* begin Material for the task *

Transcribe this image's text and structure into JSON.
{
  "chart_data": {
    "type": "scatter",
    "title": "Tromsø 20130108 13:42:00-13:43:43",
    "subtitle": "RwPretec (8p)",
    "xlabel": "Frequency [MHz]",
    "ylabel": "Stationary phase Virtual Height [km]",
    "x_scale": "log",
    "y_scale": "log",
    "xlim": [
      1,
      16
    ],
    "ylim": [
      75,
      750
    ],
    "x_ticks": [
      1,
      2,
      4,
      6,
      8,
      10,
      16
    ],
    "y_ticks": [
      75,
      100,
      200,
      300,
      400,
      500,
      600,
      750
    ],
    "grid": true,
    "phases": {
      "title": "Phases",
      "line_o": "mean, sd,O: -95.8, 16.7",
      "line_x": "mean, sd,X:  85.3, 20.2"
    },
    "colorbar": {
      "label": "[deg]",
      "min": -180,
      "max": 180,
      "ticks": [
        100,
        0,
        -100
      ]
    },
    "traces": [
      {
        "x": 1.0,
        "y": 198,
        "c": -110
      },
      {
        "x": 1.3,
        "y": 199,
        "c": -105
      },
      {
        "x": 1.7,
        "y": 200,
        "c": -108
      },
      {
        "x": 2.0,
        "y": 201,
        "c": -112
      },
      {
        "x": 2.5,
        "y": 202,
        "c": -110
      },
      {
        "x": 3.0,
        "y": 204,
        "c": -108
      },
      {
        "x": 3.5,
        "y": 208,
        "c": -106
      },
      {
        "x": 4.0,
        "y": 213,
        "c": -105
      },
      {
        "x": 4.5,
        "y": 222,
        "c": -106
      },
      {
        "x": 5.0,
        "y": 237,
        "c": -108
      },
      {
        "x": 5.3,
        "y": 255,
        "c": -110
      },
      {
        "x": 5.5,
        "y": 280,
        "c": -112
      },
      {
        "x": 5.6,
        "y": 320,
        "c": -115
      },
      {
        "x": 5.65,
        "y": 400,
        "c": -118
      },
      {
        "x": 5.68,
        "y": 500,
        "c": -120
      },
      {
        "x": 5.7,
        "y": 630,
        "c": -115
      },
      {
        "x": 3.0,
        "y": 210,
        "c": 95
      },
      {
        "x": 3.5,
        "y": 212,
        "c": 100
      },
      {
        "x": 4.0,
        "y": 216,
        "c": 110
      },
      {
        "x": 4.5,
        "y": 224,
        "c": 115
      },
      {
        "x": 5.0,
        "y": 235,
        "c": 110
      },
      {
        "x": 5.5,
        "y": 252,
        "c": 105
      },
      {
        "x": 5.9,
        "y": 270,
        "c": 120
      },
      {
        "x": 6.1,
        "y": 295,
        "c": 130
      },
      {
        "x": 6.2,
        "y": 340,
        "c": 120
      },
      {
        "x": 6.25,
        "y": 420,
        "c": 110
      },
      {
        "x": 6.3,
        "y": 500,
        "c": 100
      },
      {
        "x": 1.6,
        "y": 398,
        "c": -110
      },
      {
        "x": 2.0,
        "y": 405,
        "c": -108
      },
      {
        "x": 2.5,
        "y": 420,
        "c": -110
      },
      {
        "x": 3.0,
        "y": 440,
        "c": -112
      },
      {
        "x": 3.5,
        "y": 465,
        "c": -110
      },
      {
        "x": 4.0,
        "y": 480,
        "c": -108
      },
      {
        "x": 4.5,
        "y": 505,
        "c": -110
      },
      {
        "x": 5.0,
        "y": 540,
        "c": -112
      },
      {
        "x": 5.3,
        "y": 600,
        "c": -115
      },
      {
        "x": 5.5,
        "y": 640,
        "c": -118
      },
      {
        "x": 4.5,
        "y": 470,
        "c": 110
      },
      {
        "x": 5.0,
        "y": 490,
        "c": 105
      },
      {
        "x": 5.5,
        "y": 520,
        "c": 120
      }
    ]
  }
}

* end Material for the task *

§ **Set problem**:
Return every line containing "mean".

§ **Exercise solution**:
      "line_o": "mean, sd,O: -95.8, 16.7",
      "line_x": "mean, sd,X:  85.3, 20.2"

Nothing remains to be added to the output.